Omit every image, and transcribe the remaining entries exactly as given.

ROWS
....

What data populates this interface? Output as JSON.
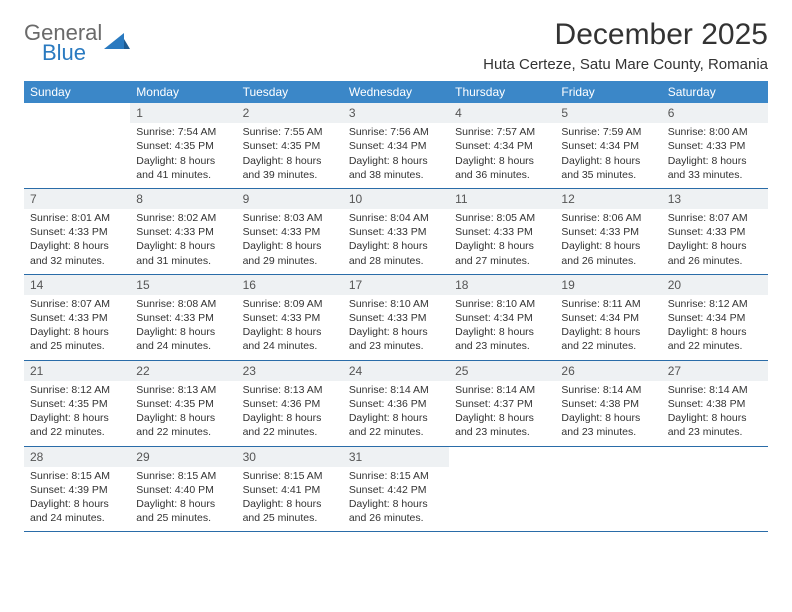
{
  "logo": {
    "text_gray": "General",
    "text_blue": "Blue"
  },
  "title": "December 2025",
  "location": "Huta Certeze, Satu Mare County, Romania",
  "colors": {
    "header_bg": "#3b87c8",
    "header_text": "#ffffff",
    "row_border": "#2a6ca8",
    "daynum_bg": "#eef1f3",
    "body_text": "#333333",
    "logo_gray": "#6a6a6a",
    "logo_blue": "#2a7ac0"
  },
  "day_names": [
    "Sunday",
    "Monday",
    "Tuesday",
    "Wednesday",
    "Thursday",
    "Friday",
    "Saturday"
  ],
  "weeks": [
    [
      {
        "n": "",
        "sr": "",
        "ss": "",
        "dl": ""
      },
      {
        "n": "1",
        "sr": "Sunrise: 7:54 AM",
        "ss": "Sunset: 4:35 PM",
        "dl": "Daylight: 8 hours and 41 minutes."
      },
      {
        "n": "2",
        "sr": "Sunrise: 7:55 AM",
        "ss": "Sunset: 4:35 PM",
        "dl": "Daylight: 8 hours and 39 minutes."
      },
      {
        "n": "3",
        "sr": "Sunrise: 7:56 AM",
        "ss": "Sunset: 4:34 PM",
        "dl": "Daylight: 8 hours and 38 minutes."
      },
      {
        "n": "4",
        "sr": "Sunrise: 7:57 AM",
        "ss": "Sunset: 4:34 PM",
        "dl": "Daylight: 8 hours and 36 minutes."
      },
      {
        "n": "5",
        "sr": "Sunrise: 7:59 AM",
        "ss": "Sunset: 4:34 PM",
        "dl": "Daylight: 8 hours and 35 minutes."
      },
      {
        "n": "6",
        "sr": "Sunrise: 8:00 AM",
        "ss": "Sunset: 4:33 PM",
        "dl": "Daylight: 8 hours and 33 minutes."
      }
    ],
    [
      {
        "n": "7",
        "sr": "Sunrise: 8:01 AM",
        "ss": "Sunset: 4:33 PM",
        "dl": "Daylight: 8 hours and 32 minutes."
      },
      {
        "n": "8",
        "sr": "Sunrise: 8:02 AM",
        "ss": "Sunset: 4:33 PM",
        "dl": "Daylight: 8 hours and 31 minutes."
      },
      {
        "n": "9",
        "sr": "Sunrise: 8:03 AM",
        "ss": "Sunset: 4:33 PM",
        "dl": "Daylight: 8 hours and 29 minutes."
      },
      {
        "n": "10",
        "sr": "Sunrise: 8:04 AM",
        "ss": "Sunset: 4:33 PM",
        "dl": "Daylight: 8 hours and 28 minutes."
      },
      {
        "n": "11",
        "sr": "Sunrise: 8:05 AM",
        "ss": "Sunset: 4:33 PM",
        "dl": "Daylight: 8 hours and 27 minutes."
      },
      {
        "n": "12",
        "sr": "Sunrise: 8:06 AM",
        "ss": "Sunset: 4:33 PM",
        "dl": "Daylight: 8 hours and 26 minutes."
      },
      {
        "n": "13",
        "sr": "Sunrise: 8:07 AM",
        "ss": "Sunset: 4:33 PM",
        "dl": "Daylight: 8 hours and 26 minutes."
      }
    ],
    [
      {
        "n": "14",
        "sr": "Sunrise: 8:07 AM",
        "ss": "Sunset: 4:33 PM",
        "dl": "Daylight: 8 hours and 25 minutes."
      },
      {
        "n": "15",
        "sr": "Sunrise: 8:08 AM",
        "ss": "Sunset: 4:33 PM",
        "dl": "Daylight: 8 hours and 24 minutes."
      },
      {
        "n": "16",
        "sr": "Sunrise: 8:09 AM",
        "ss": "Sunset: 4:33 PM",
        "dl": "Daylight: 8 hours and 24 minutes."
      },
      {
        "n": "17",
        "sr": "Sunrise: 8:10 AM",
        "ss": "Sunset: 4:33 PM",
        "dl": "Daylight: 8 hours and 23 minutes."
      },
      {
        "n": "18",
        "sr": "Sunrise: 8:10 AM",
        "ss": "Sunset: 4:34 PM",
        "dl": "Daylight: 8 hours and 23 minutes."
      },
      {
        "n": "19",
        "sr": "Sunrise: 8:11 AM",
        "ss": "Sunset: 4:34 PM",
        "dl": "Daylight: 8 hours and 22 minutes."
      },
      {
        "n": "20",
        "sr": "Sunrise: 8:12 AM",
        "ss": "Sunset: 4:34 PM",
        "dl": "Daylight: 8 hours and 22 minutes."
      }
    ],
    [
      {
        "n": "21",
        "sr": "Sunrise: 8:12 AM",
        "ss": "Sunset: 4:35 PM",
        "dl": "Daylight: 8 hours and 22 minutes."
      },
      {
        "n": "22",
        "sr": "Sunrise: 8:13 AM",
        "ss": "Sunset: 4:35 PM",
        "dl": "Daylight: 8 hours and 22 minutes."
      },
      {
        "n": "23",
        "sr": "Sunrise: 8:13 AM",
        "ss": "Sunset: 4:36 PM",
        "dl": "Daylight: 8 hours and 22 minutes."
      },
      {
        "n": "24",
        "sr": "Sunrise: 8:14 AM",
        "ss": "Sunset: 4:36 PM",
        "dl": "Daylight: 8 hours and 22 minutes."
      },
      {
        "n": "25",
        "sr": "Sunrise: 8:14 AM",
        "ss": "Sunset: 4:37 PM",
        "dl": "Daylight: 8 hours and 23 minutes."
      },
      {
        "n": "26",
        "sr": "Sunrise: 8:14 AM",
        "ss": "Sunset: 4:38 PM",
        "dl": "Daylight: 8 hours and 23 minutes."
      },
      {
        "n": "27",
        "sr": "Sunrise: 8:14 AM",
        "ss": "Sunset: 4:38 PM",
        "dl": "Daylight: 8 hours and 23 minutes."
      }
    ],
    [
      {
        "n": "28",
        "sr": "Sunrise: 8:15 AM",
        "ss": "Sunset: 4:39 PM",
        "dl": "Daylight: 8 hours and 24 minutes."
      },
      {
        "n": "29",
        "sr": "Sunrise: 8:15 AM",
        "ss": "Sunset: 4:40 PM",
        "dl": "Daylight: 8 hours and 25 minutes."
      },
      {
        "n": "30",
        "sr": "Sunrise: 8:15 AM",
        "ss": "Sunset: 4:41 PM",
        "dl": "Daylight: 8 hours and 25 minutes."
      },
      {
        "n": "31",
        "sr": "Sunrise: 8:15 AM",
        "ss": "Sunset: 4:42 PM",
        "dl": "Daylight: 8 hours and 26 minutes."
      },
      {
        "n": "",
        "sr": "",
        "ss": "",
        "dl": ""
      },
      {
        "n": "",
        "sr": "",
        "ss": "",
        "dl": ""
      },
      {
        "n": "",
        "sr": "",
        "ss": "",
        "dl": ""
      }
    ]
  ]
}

....

OUTPUT BELOW
What data populates this interface? Output as JSON.
{
  "logo": {
    "text_gray": "General",
    "text_blue": "Blue"
  },
  "title": "December 2025",
  "location": "Huta Certeze, Satu Mare County, Romania",
  "colors": {
    "header_bg": "#3b87c8",
    "header_text": "#ffffff",
    "row_border": "#2a6ca8",
    "daynum_bg": "#eef1f3",
    "body_text": "#333333",
    "logo_gray": "#6a6a6a",
    "logo_blue": "#2a7ac0"
  },
  "day_names": [
    "Sunday",
    "Monday",
    "Tuesday",
    "Wednesday",
    "Thursday",
    "Friday",
    "Saturday"
  ],
  "weeks": [
    [
      {
        "n": "",
        "sr": "",
        "ss": "",
        "dl": ""
      },
      {
        "n": "1",
        "sr": "Sunrise: 7:54 AM",
        "ss": "Sunset: 4:35 PM",
        "dl": "Daylight: 8 hours and 41 minutes."
      },
      {
        "n": "2",
        "sr": "Sunrise: 7:55 AM",
        "ss": "Sunset: 4:35 PM",
        "dl": "Daylight: 8 hours and 39 minutes."
      },
      {
        "n": "3",
        "sr": "Sunrise: 7:56 AM",
        "ss": "Sunset: 4:34 PM",
        "dl": "Daylight: 8 hours and 38 minutes."
      },
      {
        "n": "4",
        "sr": "Sunrise: 7:57 AM",
        "ss": "Sunset: 4:34 PM",
        "dl": "Daylight: 8 hours and 36 minutes."
      },
      {
        "n": "5",
        "sr": "Sunrise: 7:59 AM",
        "ss": "Sunset: 4:34 PM",
        "dl": "Daylight: 8 hours and 35 minutes."
      },
      {
        "n": "6",
        "sr": "Sunrise: 8:00 AM",
        "ss": "Sunset: 4:33 PM",
        "dl": "Daylight: 8 hours and 33 minutes."
      }
    ],
    [
      {
        "n": "7",
        "sr": "Sunrise: 8:01 AM",
        "ss": "Sunset: 4:33 PM",
        "dl": "Daylight: 8 hours and 32 minutes."
      },
      {
        "n": "8",
        "sr": "Sunrise: 8:02 AM",
        "ss": "Sunset: 4:33 PM",
        "dl": "Daylight: 8 hours and 31 minutes."
      },
      {
        "n": "9",
        "sr": "Sunrise: 8:03 AM",
        "ss": "Sunset: 4:33 PM",
        "dl": "Daylight: 8 hours and 29 minutes."
      },
      {
        "n": "10",
        "sr": "Sunrise: 8:04 AM",
        "ss": "Sunset: 4:33 PM",
        "dl": "Daylight: 8 hours and 28 minutes."
      },
      {
        "n": "11",
        "sr": "Sunrise: 8:05 AM",
        "ss": "Sunset: 4:33 PM",
        "dl": "Daylight: 8 hours and 27 minutes."
      },
      {
        "n": "12",
        "sr": "Sunrise: 8:06 AM",
        "ss": "Sunset: 4:33 PM",
        "dl": "Daylight: 8 hours and 26 minutes."
      },
      {
        "n": "13",
        "sr": "Sunrise: 8:07 AM",
        "ss": "Sunset: 4:33 PM",
        "dl": "Daylight: 8 hours and 26 minutes."
      }
    ],
    [
      {
        "n": "14",
        "sr": "Sunrise: 8:07 AM",
        "ss": "Sunset: 4:33 PM",
        "dl": "Daylight: 8 hours and 25 minutes."
      },
      {
        "n": "15",
        "sr": "Sunrise: 8:08 AM",
        "ss": "Sunset: 4:33 PM",
        "dl": "Daylight: 8 hours and 24 minutes."
      },
      {
        "n": "16",
        "sr": "Sunrise: 8:09 AM",
        "ss": "Sunset: 4:33 PM",
        "dl": "Daylight: 8 hours and 24 minutes."
      },
      {
        "n": "17",
        "sr": "Sunrise: 8:10 AM",
        "ss": "Sunset: 4:33 PM",
        "dl": "Daylight: 8 hours and 23 minutes."
      },
      {
        "n": "18",
        "sr": "Sunrise: 8:10 AM",
        "ss": "Sunset: 4:34 PM",
        "dl": "Daylight: 8 hours and 23 minutes."
      },
      {
        "n": "19",
        "sr": "Sunrise: 8:11 AM",
        "ss": "Sunset: 4:34 PM",
        "dl": "Daylight: 8 hours and 22 minutes."
      },
      {
        "n": "20",
        "sr": "Sunrise: 8:12 AM",
        "ss": "Sunset: 4:34 PM",
        "dl": "Daylight: 8 hours and 22 minutes."
      }
    ],
    [
      {
        "n": "21",
        "sr": "Sunrise: 8:12 AM",
        "ss": "Sunset: 4:35 PM",
        "dl": "Daylight: 8 hours and 22 minutes."
      },
      {
        "n": "22",
        "sr": "Sunrise: 8:13 AM",
        "ss": "Sunset: 4:35 PM",
        "dl": "Daylight: 8 hours and 22 minutes."
      },
      {
        "n": "23",
        "sr": "Sunrise: 8:13 AM",
        "ss": "Sunset: 4:36 PM",
        "dl": "Daylight: 8 hours and 22 minutes."
      },
      {
        "n": "24",
        "sr": "Sunrise: 8:14 AM",
        "ss": "Sunset: 4:36 PM",
        "dl": "Daylight: 8 hours and 22 minutes."
      },
      {
        "n": "25",
        "sr": "Sunrise: 8:14 AM",
        "ss": "Sunset: 4:37 PM",
        "dl": "Daylight: 8 hours and 23 minutes."
      },
      {
        "n": "26",
        "sr": "Sunrise: 8:14 AM",
        "ss": "Sunset: 4:38 PM",
        "dl": "Daylight: 8 hours and 23 minutes."
      },
      {
        "n": "27",
        "sr": "Sunrise: 8:14 AM",
        "ss": "Sunset: 4:38 PM",
        "dl": "Daylight: 8 hours and 23 minutes."
      }
    ],
    [
      {
        "n": "28",
        "sr": "Sunrise: 8:15 AM",
        "ss": "Sunset: 4:39 PM",
        "dl": "Daylight: 8 hours and 24 minutes."
      },
      {
        "n": "29",
        "sr": "Sunrise: 8:15 AM",
        "ss": "Sunset: 4:40 PM",
        "dl": "Daylight: 8 hours and 25 minutes."
      },
      {
        "n": "30",
        "sr": "Sunrise: 8:15 AM",
        "ss": "Sunset: 4:41 PM",
        "dl": "Daylight: 8 hours and 25 minutes."
      },
      {
        "n": "31",
        "sr": "Sunrise: 8:15 AM",
        "ss": "Sunset: 4:42 PM",
        "dl": "Daylight: 8 hours and 26 minutes."
      },
      {
        "n": "",
        "sr": "",
        "ss": "",
        "dl": ""
      },
      {
        "n": "",
        "sr": "",
        "ss": "",
        "dl": ""
      },
      {
        "n": "",
        "sr": "",
        "ss": "",
        "dl": ""
      }
    ]
  ]
}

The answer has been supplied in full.